== WHAT IS REQUIRED ==
Quote the records below word for word, starting with the line that contains "What elements are" and ending with the line that contains "- label-venezuela: Venezuela: [900, 306, 1008, 330]", both included. Leave the pictures out.

═══ THE RECORDS

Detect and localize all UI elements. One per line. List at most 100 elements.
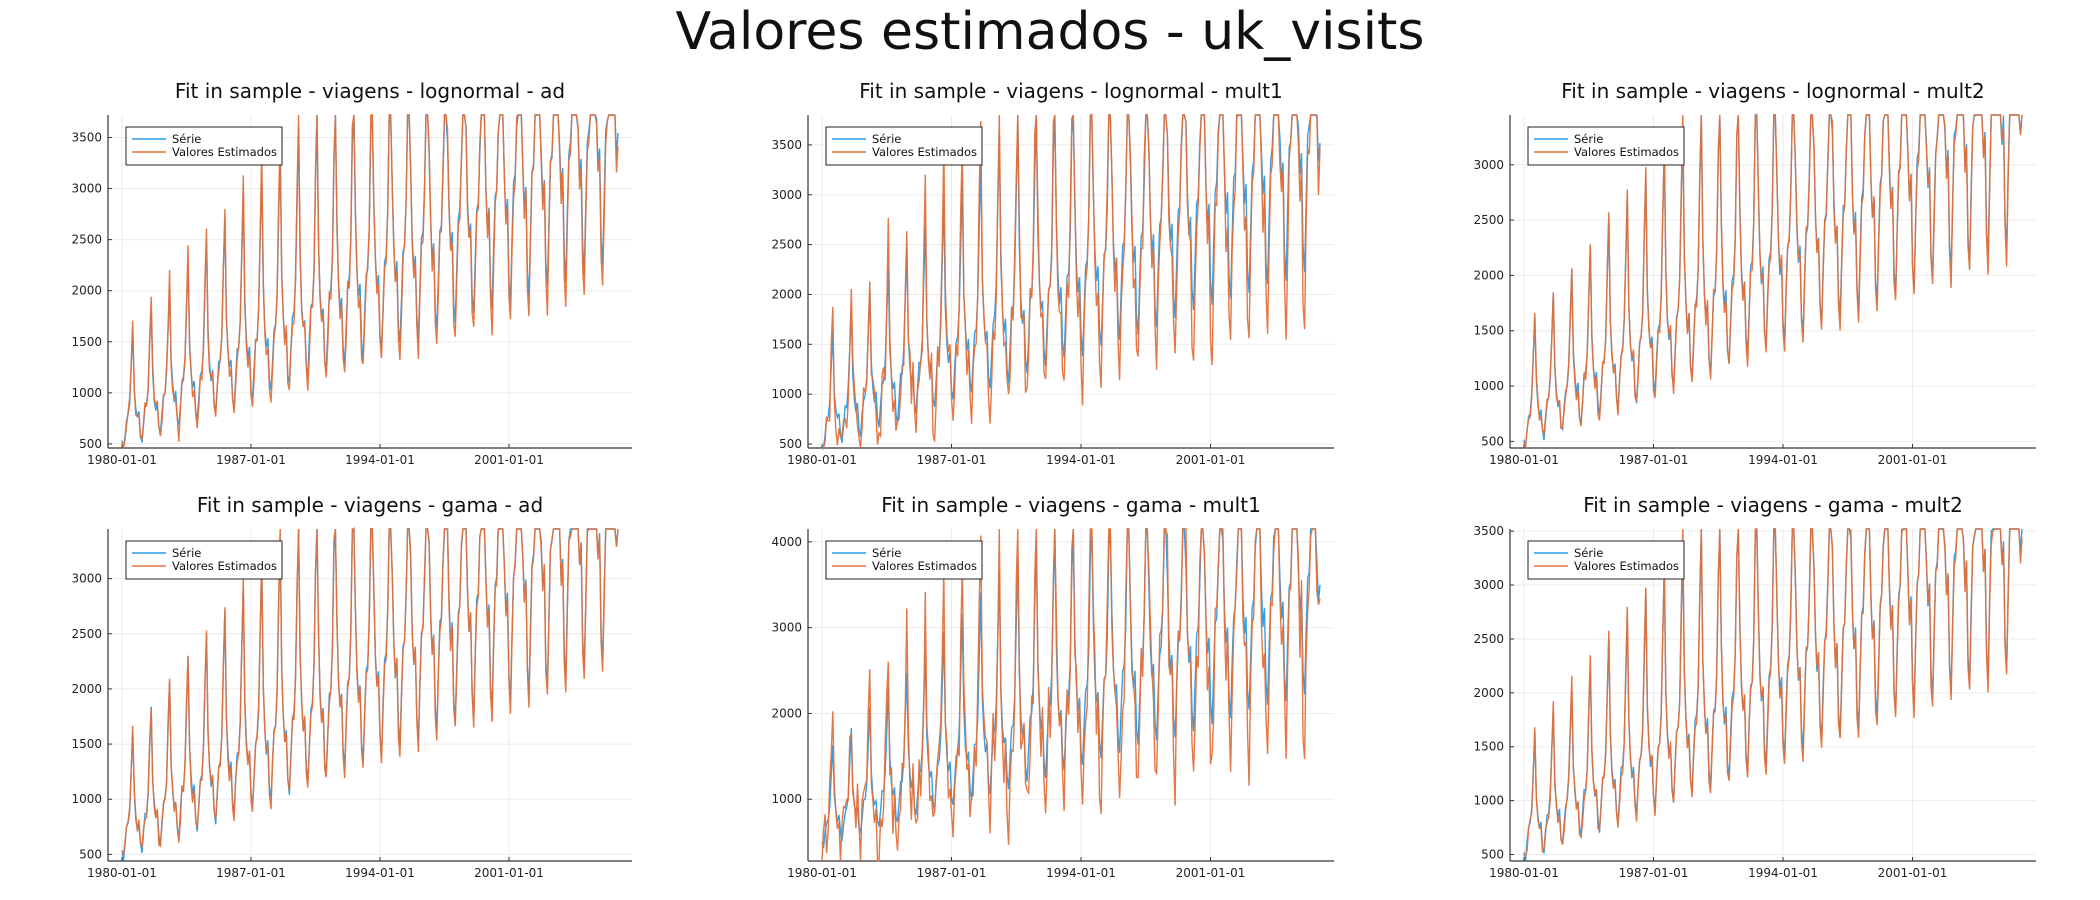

══════
═══ THE RECORDS

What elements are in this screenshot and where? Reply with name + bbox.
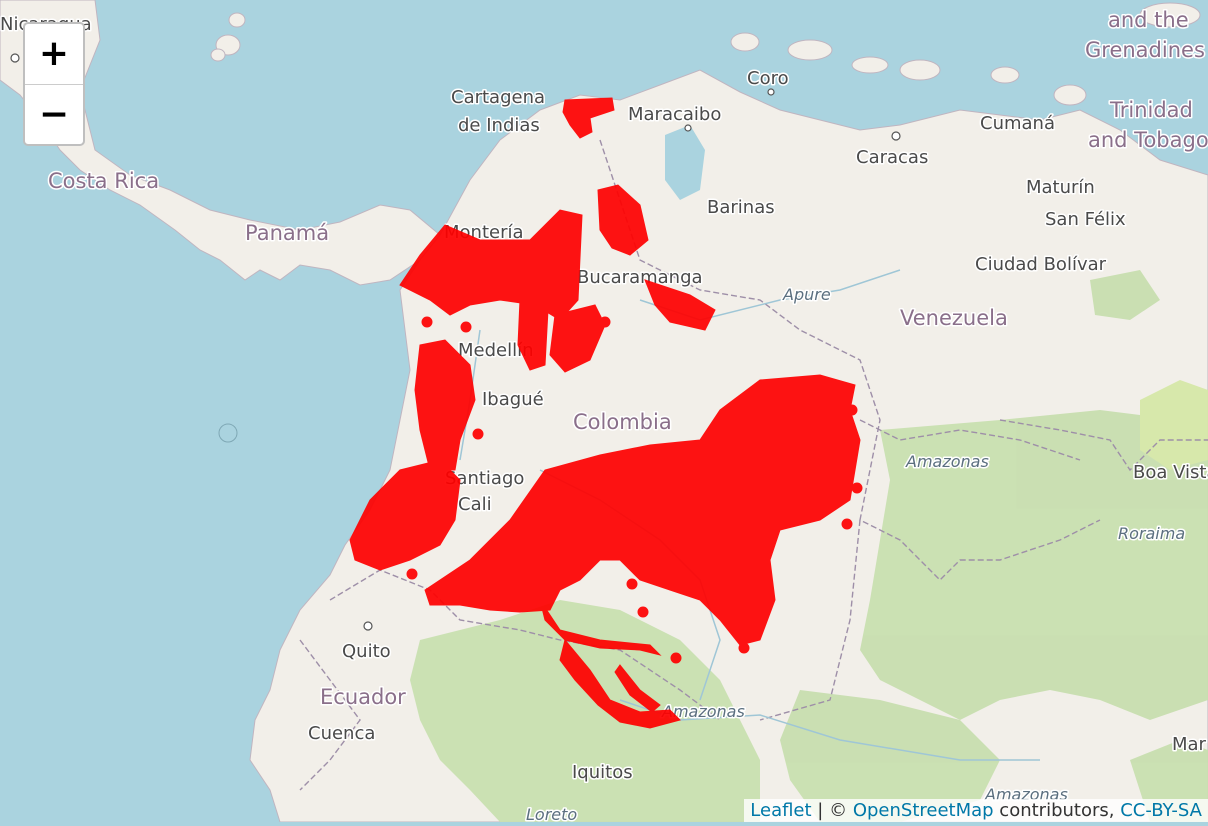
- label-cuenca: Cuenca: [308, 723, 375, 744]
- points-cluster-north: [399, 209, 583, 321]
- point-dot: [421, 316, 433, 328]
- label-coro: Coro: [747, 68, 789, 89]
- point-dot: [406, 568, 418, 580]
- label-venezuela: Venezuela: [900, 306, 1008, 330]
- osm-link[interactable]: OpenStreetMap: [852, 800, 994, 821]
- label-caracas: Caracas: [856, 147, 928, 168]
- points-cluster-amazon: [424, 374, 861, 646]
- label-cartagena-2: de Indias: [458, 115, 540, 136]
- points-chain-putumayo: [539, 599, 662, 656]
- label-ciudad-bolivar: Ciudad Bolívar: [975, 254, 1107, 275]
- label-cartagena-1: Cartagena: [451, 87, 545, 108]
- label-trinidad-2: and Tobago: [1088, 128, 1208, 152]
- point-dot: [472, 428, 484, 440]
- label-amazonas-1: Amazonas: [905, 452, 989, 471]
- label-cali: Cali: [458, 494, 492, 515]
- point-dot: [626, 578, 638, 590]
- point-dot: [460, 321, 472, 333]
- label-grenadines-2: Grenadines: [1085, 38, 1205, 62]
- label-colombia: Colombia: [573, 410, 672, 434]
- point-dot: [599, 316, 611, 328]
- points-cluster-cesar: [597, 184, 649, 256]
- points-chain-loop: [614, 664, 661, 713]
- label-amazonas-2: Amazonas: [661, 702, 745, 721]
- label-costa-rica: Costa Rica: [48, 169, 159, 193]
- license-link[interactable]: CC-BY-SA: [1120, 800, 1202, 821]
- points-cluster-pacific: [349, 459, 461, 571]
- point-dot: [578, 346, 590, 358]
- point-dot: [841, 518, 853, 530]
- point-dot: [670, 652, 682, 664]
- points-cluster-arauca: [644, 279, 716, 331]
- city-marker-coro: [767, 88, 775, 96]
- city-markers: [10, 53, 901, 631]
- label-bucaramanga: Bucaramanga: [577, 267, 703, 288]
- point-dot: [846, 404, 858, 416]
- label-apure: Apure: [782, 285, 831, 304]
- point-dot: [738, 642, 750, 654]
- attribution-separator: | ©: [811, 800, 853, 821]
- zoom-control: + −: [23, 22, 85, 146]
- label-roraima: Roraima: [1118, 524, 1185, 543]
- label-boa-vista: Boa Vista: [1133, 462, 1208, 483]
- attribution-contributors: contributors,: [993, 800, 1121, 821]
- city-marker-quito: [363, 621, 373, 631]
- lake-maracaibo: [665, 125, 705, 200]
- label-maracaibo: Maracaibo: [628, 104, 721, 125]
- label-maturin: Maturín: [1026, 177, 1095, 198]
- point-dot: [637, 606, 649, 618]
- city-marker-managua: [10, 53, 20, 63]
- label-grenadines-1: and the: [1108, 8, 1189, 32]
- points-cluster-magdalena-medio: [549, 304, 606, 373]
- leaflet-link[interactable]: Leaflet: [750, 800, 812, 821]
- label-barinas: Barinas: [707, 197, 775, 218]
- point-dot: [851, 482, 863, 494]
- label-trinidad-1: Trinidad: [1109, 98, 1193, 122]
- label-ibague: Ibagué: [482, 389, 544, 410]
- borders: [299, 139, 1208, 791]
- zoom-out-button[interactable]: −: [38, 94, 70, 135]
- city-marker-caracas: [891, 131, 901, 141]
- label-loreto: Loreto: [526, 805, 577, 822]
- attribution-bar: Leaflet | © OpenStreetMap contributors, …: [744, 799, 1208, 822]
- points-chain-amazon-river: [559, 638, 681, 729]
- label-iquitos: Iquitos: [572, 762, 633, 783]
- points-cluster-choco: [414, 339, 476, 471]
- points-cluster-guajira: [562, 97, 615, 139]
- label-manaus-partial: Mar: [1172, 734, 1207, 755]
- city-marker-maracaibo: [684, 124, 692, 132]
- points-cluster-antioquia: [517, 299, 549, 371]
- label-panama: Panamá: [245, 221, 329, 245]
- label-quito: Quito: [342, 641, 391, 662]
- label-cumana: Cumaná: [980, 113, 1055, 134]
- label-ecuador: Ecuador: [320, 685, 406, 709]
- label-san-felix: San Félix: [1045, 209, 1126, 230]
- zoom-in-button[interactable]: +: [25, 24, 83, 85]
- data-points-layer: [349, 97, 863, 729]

══════
═══ THE RECORDS

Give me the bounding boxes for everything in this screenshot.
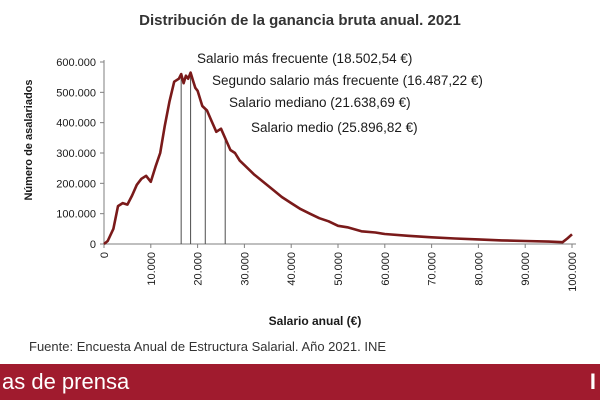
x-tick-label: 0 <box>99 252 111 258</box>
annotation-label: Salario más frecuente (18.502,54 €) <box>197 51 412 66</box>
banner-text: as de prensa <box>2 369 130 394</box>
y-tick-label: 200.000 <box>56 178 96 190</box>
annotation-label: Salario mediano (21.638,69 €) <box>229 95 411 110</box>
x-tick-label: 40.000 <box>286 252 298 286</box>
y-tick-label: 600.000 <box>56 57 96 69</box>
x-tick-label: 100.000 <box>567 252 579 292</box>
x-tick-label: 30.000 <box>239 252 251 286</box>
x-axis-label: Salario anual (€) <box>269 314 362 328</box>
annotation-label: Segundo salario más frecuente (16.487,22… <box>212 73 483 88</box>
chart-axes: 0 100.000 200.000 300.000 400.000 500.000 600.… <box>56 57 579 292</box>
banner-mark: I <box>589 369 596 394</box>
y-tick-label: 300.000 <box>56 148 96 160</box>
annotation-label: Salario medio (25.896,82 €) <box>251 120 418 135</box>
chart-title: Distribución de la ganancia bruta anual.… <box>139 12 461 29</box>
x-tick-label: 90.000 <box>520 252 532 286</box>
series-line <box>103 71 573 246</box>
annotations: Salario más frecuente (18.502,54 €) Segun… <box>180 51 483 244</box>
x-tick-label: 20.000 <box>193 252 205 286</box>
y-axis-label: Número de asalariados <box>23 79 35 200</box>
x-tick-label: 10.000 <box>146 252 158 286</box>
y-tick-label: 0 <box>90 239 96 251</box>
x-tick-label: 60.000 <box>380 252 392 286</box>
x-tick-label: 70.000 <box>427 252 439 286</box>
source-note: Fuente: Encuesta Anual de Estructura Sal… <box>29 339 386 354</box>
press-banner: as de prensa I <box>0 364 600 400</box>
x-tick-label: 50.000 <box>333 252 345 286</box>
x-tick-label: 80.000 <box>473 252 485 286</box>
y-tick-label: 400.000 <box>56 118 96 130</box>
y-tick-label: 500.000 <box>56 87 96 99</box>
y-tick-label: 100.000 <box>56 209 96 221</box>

══════

== EXERCISE SOLUTION ==
What elements are in this screenshot and where? Reply with name + bbox.
- label-cuenca: Cuenca: [308, 723, 375, 744]
- points-cluster-north: [399, 209, 583, 321]
- point-dot: [421, 316, 433, 328]
- label-coro: Coro: [747, 68, 789, 89]
- point-dot: [406, 568, 418, 580]
- label-venezuela: Venezuela: [900, 306, 1008, 330]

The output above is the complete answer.